↓↓↓
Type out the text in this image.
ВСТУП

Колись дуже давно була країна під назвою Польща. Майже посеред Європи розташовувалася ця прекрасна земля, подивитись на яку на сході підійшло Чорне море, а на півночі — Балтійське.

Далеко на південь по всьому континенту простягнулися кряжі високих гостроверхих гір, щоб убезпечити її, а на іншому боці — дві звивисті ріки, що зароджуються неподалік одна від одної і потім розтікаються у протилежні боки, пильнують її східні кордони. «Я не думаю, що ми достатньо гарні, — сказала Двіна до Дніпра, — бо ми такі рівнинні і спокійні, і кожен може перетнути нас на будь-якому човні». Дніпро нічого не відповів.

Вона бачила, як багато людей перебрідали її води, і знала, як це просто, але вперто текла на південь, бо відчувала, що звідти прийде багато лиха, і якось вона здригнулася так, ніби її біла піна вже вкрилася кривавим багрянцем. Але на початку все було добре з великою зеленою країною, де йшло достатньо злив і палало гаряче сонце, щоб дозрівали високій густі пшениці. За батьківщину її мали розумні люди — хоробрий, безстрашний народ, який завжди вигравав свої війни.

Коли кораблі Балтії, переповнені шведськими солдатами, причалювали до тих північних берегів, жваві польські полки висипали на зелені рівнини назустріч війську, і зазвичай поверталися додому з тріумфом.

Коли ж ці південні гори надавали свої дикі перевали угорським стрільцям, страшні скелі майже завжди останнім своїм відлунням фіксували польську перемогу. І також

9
↑↑↑
TASK INSTRUCTIONS:
Check each line of the records for the string "свої" and state how many lines contain it. Give only the number.

REPLY TO THE TASK:
2